▸ **EXERCISE OBJECTIVE**: Your output must consist solely of the lines from the one containing "Type out the text in this image." through the end of the records, reproduced exactly.

[Extracted records]
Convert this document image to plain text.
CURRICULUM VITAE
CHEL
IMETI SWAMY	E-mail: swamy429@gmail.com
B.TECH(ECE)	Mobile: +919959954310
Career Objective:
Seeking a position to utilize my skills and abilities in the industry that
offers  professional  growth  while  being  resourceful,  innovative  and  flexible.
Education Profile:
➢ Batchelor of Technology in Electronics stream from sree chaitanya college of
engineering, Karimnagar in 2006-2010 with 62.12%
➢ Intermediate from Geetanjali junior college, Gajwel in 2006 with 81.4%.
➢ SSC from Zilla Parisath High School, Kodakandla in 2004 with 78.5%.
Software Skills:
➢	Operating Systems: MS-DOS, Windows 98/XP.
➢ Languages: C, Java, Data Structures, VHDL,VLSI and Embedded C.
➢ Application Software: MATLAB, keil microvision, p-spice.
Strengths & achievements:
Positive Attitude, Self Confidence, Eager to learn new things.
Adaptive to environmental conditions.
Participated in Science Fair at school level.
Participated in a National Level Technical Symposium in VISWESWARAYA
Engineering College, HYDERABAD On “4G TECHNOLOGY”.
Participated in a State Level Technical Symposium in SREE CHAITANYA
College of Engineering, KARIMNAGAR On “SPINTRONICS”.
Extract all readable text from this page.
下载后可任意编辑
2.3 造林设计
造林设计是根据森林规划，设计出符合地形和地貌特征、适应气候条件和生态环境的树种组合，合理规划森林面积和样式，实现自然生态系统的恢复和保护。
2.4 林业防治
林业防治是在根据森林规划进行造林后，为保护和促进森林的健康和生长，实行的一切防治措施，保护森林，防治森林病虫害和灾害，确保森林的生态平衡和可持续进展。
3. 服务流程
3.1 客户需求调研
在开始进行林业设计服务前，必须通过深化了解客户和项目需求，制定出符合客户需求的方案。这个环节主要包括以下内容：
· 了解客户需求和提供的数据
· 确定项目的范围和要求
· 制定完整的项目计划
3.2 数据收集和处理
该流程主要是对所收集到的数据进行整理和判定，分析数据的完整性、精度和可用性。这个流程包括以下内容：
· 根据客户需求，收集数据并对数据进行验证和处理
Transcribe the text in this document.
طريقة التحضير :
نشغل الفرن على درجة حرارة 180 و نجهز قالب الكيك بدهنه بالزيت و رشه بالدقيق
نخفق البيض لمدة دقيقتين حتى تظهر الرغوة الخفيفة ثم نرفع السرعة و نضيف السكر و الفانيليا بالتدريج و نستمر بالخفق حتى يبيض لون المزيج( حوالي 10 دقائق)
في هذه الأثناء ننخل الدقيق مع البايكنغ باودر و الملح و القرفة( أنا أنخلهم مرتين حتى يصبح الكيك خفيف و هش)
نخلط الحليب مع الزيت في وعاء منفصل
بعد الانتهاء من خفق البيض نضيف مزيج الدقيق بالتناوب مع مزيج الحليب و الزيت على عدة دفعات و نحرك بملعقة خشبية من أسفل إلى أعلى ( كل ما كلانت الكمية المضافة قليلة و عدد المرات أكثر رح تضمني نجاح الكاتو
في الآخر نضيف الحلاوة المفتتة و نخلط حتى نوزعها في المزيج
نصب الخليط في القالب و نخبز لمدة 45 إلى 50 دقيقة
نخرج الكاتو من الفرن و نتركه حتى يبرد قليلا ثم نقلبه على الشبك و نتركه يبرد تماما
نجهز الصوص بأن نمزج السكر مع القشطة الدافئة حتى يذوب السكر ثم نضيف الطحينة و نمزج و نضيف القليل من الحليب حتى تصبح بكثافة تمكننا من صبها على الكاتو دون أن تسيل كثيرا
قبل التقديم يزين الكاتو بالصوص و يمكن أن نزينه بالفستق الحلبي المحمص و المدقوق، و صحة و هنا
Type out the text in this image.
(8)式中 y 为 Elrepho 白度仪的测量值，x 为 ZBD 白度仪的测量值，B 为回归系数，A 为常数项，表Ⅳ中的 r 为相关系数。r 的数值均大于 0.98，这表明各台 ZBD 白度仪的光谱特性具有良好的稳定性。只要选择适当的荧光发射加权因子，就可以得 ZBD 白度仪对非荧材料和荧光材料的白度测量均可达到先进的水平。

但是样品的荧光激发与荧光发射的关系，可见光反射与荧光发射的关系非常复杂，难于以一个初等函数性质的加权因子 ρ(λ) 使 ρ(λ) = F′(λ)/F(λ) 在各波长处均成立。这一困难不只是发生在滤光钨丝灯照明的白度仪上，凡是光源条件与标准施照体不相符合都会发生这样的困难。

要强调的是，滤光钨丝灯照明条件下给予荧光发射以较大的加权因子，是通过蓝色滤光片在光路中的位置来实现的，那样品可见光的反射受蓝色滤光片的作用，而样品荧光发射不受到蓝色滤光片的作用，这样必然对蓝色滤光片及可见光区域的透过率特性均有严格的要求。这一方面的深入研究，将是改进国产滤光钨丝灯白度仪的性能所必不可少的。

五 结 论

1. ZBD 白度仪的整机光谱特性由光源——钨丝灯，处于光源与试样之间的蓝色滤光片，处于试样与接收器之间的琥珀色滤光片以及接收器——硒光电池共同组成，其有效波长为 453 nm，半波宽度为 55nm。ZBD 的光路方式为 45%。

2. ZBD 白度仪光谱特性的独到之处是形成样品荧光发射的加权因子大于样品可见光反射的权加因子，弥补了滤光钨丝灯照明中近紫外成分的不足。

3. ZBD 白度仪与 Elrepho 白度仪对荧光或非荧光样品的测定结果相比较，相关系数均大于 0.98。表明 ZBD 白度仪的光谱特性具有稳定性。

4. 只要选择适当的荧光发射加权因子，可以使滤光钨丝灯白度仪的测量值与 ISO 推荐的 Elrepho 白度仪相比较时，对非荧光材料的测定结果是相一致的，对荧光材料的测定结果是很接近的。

▸ **WRITTEN REPLY**:
Type out the text in this image.
(8)式中 y 为 Elrepho 白度仪的测量值，x 为 ZBD 白度仪的测量值，B 为回归系数，A 为常数项，表Ⅳ中的 r 为相关系数。r 的数值均大于 0.98，这表明各台 ZBD 白度仪的光谱特性具有良好的稳定性。只要选择适当的荧光发射加权因子，就可以得 ZBD 白度仪对非荧材料和荧光材料的白度测量均可达到先进的水平。

但是样品的荧光激发与荧光发射的关系，可见光反射与荧光发射的关系非常复杂，难于以一个初等函数性质的加权因子 ρ(λ) 使 ρ(λ) = F′(λ)/F(λ) 在各波长处均成立。这一困难不只是发生在滤光钨丝灯照明的白度仪上，凡是光源条件与标准施照体不相符合都会发生这样的困难。

要强调的是，滤光钨丝灯照明条件下给予荧光发射以较大的加权因子，是通过蓝色滤光片在光路中的位置来实现的，那样品可见光的反射受蓝色滤光片的作用，而样品荧光发射不受到蓝色滤光片的作用，这样必然对蓝色滤光片及可见光区域的透过率特性均有严格的要求。这一方面的深入研究，将是改进国产滤光钨丝灯白度仪的性能所必不可少的。

五 结 论

1. ZBD 白度仪的整机光谱特性由光源——钨丝灯，处于光源与试样之间的蓝色滤光片，处于试样与接收器之间的琥珀色滤光片以及接收器——硒光电池共同组成，其有效波长为 453 nm，半波宽度为 55nm。ZBD 的光路方式为 45%。

2. ZBD 白度仪光谱特性的独到之处是形成样品荧光发射的加权因子大于样品可见光反射的权加因子，弥补了滤光钨丝灯照明中近紫外成分的不足。

3. ZBD 白度仪与 Elrepho 白度仪对荧光或非荧光样品的测定结果相比较，相关系数均大于 0.98。表明 ZBD 白度仪的光谱特性具有稳定性。

4. 只要选择适当的荧光发射加权因子，可以使滤光钨丝灯白度仪的测量值与 ISO 推荐的 Elrepho 白度仪相比较时，对非荧光材料的测定结果是相一致的，对荧光材料的测定结果是很接近的。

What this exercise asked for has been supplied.